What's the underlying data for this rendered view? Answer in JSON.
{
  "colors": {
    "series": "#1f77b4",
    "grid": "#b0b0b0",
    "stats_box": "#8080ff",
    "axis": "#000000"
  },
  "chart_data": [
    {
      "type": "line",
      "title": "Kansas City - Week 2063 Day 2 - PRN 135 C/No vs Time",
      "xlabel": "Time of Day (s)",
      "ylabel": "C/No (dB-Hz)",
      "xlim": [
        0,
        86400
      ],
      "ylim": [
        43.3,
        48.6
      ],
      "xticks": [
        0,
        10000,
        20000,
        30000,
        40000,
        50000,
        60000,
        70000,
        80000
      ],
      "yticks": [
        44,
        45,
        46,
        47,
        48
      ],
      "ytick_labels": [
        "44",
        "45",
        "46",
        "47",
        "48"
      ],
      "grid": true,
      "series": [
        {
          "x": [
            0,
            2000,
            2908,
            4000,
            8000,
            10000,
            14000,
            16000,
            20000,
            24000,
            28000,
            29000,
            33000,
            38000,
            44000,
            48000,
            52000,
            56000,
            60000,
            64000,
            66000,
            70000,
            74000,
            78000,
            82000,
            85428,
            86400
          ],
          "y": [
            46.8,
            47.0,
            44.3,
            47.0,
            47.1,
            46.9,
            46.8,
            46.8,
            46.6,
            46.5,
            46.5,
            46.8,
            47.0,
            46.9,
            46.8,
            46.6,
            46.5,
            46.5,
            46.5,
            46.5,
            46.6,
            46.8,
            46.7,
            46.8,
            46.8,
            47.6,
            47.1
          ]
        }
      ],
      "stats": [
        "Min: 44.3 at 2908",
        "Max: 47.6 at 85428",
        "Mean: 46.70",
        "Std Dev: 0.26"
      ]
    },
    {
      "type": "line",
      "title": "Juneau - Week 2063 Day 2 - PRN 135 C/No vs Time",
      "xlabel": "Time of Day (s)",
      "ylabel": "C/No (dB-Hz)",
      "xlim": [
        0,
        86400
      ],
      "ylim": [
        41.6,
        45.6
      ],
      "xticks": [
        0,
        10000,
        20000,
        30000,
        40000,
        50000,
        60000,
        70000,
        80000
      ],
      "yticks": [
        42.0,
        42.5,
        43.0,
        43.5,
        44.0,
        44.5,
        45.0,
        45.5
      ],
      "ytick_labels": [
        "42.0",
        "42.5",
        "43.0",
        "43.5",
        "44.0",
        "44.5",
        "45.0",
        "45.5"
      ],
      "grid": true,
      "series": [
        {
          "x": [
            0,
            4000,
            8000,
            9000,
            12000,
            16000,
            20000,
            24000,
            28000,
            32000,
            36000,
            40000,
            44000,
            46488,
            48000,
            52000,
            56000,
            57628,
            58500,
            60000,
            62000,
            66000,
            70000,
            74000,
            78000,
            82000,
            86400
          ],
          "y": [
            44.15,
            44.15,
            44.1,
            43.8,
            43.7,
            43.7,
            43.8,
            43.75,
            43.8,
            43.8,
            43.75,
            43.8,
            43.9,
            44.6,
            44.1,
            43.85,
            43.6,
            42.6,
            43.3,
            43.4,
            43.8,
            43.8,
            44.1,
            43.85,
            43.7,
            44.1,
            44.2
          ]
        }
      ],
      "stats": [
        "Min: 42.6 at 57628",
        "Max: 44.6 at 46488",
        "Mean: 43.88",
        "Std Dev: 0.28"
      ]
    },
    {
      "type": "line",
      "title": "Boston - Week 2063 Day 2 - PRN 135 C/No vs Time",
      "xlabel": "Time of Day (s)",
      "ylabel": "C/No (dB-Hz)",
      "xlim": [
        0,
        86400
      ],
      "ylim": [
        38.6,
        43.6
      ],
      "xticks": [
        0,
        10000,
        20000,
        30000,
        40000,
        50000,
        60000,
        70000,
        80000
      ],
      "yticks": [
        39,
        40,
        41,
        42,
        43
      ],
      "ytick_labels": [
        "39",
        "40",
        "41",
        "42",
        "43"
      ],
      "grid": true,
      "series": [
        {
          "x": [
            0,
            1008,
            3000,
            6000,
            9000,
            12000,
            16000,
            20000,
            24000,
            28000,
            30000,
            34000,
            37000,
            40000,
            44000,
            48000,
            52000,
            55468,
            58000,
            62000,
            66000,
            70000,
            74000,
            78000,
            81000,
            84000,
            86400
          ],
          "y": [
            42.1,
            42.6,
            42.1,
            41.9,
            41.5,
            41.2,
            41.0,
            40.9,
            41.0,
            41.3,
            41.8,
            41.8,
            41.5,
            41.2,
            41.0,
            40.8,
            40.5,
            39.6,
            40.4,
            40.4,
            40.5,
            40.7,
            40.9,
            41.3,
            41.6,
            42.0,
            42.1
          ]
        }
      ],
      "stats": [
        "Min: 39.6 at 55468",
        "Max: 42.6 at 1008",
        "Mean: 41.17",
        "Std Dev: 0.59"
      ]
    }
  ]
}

++++++++++++++++++++

**Task objective**
Transcribe every entry word for word.

**Answer**
What's the underlying data for this rendered view? Answer in JSON.
{
  "colors": {
    "series": "#1f77b4",
    "grid": "#b0b0b0",
    "stats_box": "#8080ff",
    "axis": "#000000"
  },
  "chart_data": [
    {
      "type": "line",
      "title": "Kansas City - Week 2063 Day 2 - PRN 135 C/No vs Time",
      "xlabel": "Time of Day (s)",
      "ylabel": "C/No (dB-Hz)",
      "xlim": [
        0,
        86400
      ],
      "ylim": [
        43.3,
        48.6
      ],
      "xticks": [
        0,
        10000,
        20000,
        30000,
        40000,
        50000,
        60000,
        70000,
        80000
      ],
      "yticks": [
        44,
        45,
        46,
        47,
        48
      ],
      "ytick_labels": [
        "44",
        "45",
        "46",
        "47",
        "48"
      ],
      "grid": true,
      "series": [
        {
          "x": [
            0,
            2000,
            2908,
            4000,
            8000,
            10000,
            14000,
            16000,
            20000,
            24000,
            28000,
            29000,
            33000,
            38000,
            44000,
            48000,
            52000,
            56000,
            60000,
            64000,
            66000,
            70000,
            74000,
            78000,
            82000,
            85428,
            86400
          ],
          "y": [
            46.8,
            47.0,
            44.3,
            47.0,
            47.1,
            46.9,
            46.8,
            46.8,
            46.6,
            46.5,
            46.5,
            46.8,
            47.0,
            46.9,
            46.8,
            46.6,
            46.5,
            46.5,
            46.5,
            46.5,
            46.6,
            46.8,
            46.7,
            46.8,
            46.8,
            47.6,
            47.1
          ]
        }
      ],
      "stats": [
        "Min: 44.3 at 2908",
        "Max: 47.6 at 85428",
        "Mean: 46.70",
        "Std Dev: 0.26"
      ]
    },
    {
      "type": "line",
      "title": "Juneau - Week 2063 Day 2 - PRN 135 C/No vs Time",
      "xlabel": "Time of Day (s)",
      "ylabel": "C/No (dB-Hz)",
      "xlim": [
        0,
        86400
      ],
      "ylim": [
        41.6,
        45.6
      ],
      "xticks": [
        0,
        10000,
        20000,
        30000,
        40000,
        50000,
        60000,
        70000,
        80000
      ],
      "yticks": [
        42.0,
        42.5,
        43.0,
        43.5,
        44.0,
        44.5,
        45.0,
        45.5
      ],
      "ytick_labels": [
        "42.0",
        "42.5",
        "43.0",
        "43.5",
        "44.0",
        "44.5",
        "45.0",
        "45.5"
      ],
      "grid": true,
      "series": [
        {
          "x": [
            0,
            4000,
            8000,
            9000,
            12000,
            16000,
            20000,
            24000,
            28000,
            32000,
            36000,
            40000,
            44000,
            46488,
            48000,
            52000,
            56000,
            57628,
            58500,
            60000,
            62000,
            66000,
            70000,
            74000,
            78000,
            82000,
            86400
          ],
          "y": [
            44.15,
            44.15,
            44.1,
            43.8,
            43.7,
            43.7,
            43.8,
            43.75,
            43.8,
            43.8,
            43.75,
            43.8,
            43.9,
            44.6,
            44.1,
            43.85,
            43.6,
            42.6,
            43.3,
            43.4,
            43.8,
            43.8,
            44.1,
            43.85,
            43.7,
            44.1,
            44.2
          ]
        }
      ],
      "stats": [
        "Min: 42.6 at 57628",
        "Max: 44.6 at 46488",
        "Mean: 43.88",
        "Std Dev: 0.28"
      ]
    },
    {
      "type": "line",
      "title": "Boston - Week 2063 Day 2 - PRN 135 C/No vs Time",
      "xlabel": "Time of Day (s)",
      "ylabel": "C/No (dB-Hz)",
      "xlim": [
        0,
        86400
      ],
      "ylim": [
        38.6,
        43.6
      ],
      "xticks": [
        0,
        10000,
        20000,
        30000,
        40000,
        50000,
        60000,
        70000,
        80000
      ],
      "yticks": [
        39,
        40,
        41,
        42,
        43
      ],
      "ytick_labels": [
        "39",
        "40",
        "41",
        "42",
        "43"
      ],
      "grid": true,
      "series": [
        {
          "x": [
            0,
            1008,
            3000,
            6000,
            9000,
            12000,
            16000,
            20000,
            24000,
            28000,
            30000,
            34000,
            37000,
            40000,
            44000,
            48000,
            52000,
            55468,
            58000,
            62000,
            66000,
            70000,
            74000,
            78000,
            81000,
            84000,
            86400
          ],
          "y": [
            42.1,
            42.6,
            42.1,
            41.9,
            41.5,
            41.2,
            41.0,
            40.9,
            41.0,
            41.3,
            41.8,
            41.8,
            41.5,
            41.2,
            41.0,
            40.8,
            40.5,
            39.6,
            40.4,
            40.4,
            40.5,
            40.7,
            40.9,
            41.3,
            41.6,
            42.0,
            42.1
          ]
        }
      ],
      "stats": [
        "Min: 39.6 at 55468",
        "Max: 42.6 at 1008",
        "Mean: 41.17",
        "Std Dev: 0.59"
      ]
    }
  ]
}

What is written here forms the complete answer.